[GIVEN REQUEST] Look below. Copy each line that has "Topic" in it.
* Start *
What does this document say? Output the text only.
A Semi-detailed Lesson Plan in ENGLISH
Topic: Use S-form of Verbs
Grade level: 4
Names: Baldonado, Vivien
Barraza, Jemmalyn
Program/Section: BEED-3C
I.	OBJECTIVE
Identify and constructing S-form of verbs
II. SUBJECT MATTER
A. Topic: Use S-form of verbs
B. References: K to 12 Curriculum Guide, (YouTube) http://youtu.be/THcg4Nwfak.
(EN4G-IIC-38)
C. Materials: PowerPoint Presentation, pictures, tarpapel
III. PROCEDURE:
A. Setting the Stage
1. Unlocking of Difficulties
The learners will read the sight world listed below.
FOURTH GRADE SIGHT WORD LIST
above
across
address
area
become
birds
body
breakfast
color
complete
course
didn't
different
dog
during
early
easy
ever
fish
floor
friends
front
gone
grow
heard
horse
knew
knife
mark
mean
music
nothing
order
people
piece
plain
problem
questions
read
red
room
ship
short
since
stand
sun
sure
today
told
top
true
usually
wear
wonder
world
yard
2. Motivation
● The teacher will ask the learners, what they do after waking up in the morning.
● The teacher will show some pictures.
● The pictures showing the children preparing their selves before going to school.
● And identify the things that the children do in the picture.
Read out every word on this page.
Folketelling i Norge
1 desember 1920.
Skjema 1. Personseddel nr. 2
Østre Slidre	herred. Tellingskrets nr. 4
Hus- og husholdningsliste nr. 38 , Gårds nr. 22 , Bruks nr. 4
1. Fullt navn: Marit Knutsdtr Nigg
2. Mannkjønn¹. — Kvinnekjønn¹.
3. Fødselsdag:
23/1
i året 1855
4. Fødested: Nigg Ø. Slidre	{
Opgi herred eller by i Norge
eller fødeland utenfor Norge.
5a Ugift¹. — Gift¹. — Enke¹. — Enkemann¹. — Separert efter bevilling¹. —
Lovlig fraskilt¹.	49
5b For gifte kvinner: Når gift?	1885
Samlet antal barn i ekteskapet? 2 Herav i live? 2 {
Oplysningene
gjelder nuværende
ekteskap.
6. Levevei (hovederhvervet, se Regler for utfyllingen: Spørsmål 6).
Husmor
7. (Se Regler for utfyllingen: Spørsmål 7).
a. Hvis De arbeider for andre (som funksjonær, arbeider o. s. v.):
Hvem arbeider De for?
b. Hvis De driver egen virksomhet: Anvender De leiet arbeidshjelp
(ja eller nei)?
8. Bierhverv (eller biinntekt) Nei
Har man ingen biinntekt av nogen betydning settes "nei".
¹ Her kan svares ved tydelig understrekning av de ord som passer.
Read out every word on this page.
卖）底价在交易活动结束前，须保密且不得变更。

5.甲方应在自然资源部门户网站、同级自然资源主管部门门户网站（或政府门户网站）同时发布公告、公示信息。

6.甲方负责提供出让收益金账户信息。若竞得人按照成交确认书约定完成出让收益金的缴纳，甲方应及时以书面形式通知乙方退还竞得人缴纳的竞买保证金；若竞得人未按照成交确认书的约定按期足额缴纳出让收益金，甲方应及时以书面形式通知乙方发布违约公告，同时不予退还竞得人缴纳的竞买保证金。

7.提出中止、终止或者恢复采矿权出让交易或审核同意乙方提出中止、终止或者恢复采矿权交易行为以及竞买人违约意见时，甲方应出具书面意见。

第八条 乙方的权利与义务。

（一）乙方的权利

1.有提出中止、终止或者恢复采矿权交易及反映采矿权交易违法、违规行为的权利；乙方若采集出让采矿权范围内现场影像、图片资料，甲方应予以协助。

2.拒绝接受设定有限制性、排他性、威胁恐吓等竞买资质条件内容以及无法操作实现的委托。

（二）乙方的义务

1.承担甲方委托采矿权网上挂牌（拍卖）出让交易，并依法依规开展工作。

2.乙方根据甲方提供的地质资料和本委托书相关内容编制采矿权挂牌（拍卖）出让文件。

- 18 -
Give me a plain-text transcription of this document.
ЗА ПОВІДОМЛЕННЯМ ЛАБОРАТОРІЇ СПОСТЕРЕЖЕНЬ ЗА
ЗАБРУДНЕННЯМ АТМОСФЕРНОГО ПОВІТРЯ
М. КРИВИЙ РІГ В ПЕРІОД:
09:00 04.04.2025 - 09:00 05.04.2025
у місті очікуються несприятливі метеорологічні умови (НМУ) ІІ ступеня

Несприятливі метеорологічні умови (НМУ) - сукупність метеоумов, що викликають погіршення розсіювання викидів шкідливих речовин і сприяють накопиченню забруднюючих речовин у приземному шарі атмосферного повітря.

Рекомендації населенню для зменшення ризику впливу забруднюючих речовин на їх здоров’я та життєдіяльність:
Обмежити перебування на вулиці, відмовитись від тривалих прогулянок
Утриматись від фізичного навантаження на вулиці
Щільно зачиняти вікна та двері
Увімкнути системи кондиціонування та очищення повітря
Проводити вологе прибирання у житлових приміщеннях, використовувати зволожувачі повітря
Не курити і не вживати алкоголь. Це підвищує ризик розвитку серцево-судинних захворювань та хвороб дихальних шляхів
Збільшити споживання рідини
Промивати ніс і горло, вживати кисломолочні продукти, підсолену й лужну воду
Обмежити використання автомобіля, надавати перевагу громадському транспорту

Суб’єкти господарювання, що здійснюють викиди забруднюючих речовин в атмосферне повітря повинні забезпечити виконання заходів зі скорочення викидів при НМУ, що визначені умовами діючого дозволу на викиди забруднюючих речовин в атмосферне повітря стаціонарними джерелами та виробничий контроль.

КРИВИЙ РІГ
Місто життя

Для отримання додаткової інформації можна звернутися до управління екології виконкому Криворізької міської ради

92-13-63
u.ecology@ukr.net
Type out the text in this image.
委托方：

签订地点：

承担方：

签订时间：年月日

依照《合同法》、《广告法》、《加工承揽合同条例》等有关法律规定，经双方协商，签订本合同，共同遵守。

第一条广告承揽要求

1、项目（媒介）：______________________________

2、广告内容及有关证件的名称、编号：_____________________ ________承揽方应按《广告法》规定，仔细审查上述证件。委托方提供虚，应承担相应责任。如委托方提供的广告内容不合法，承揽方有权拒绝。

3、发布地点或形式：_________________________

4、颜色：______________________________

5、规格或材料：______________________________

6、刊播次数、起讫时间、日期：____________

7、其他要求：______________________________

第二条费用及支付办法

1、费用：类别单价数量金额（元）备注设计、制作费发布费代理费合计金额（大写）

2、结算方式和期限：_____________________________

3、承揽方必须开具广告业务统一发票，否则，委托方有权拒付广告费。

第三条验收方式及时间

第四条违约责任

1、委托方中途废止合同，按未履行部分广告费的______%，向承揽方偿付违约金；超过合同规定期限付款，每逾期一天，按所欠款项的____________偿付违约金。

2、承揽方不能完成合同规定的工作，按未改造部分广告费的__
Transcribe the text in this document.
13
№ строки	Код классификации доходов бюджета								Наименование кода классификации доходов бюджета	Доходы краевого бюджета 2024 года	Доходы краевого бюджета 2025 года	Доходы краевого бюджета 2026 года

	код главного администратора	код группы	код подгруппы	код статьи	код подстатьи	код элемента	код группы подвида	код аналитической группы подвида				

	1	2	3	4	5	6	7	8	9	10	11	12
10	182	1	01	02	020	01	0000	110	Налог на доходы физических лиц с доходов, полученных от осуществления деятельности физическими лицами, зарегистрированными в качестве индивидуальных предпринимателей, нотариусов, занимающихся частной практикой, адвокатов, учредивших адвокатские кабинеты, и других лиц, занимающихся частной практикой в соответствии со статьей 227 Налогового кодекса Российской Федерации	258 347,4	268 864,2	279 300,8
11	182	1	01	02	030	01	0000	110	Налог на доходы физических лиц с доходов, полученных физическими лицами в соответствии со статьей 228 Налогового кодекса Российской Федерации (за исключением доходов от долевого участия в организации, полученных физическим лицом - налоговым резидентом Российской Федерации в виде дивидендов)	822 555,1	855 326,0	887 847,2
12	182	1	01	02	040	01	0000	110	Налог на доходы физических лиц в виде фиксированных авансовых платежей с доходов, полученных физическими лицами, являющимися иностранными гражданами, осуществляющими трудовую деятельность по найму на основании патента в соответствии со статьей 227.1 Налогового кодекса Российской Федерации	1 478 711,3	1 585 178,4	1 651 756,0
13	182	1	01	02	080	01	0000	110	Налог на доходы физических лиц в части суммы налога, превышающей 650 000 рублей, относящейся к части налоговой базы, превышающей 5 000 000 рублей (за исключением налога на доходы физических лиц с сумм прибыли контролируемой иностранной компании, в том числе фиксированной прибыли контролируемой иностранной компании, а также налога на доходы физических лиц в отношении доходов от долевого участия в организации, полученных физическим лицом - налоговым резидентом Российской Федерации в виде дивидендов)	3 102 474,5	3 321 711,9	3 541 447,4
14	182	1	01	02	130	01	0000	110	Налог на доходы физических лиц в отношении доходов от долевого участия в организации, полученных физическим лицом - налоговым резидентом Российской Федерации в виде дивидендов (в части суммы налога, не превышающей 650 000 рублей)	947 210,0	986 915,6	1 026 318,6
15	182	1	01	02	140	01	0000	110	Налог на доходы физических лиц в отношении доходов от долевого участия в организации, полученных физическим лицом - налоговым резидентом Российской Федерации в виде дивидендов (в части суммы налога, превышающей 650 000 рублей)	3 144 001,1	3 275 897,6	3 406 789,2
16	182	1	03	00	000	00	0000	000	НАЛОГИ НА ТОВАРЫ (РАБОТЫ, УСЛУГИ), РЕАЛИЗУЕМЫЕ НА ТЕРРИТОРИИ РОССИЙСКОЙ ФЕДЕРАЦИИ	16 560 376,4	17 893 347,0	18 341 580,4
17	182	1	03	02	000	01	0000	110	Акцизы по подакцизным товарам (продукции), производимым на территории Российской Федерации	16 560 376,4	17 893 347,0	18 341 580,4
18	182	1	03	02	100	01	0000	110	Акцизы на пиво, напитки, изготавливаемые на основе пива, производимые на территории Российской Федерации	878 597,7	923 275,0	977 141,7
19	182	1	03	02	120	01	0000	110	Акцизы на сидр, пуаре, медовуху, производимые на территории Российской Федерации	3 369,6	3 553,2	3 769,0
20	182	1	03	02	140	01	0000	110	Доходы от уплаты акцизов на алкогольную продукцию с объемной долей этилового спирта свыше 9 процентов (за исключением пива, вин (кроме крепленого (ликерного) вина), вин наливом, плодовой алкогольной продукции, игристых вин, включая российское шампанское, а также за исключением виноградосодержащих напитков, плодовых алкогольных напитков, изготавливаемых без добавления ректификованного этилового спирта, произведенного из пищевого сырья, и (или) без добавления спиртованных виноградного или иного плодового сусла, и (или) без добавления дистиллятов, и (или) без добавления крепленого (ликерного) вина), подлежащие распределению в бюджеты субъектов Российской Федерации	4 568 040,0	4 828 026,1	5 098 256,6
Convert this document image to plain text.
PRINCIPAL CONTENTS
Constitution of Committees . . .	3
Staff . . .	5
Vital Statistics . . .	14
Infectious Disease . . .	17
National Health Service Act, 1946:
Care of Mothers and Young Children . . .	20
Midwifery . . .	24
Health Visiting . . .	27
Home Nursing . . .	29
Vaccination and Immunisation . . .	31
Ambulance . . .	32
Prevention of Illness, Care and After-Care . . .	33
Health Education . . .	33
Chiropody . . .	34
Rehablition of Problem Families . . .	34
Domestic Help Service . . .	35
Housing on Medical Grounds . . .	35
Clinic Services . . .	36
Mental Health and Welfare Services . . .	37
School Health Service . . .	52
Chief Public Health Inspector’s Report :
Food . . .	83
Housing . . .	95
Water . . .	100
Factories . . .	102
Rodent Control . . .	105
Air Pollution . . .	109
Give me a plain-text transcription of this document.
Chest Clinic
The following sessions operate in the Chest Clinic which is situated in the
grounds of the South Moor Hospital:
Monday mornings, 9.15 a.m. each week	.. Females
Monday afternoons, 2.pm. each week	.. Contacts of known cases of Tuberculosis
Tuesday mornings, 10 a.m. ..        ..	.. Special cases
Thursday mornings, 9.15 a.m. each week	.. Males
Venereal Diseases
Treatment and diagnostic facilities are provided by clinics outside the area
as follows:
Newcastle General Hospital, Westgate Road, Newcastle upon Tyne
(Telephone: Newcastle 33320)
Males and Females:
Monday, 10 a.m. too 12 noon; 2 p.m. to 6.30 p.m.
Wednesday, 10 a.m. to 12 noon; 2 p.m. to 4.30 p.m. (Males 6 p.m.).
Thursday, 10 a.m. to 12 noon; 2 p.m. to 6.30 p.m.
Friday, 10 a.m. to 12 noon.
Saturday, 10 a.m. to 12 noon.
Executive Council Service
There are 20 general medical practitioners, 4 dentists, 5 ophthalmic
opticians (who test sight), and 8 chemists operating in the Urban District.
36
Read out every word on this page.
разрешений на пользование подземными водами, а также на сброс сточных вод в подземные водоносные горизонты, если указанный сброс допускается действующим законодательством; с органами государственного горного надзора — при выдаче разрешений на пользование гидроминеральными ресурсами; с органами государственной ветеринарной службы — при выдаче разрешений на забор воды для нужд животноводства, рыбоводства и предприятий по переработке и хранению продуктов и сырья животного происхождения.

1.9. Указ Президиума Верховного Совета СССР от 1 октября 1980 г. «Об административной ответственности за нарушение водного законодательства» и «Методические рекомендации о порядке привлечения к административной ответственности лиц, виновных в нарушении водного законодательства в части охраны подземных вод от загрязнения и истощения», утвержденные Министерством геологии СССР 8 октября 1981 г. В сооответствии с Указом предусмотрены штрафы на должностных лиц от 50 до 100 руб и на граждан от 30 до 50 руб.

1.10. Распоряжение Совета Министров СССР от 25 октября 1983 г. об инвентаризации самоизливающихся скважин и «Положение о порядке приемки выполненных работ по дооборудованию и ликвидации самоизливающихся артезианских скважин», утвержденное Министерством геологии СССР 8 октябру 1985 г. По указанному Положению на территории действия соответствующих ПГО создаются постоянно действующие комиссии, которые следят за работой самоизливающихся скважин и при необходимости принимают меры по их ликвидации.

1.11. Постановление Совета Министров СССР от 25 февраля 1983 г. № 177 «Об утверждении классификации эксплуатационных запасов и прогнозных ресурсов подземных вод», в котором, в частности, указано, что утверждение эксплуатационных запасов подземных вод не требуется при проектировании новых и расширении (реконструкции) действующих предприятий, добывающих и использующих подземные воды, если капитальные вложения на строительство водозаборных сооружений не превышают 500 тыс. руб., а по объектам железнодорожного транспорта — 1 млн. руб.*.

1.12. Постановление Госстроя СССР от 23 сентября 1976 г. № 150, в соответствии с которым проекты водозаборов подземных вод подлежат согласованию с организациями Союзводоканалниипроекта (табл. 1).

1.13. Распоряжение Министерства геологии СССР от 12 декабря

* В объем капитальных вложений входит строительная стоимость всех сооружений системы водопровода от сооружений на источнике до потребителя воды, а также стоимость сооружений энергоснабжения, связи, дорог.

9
* End *
[TASK RESULT]
Topic: Use S-form of Verbs
A. Topic: Use S-form of verbs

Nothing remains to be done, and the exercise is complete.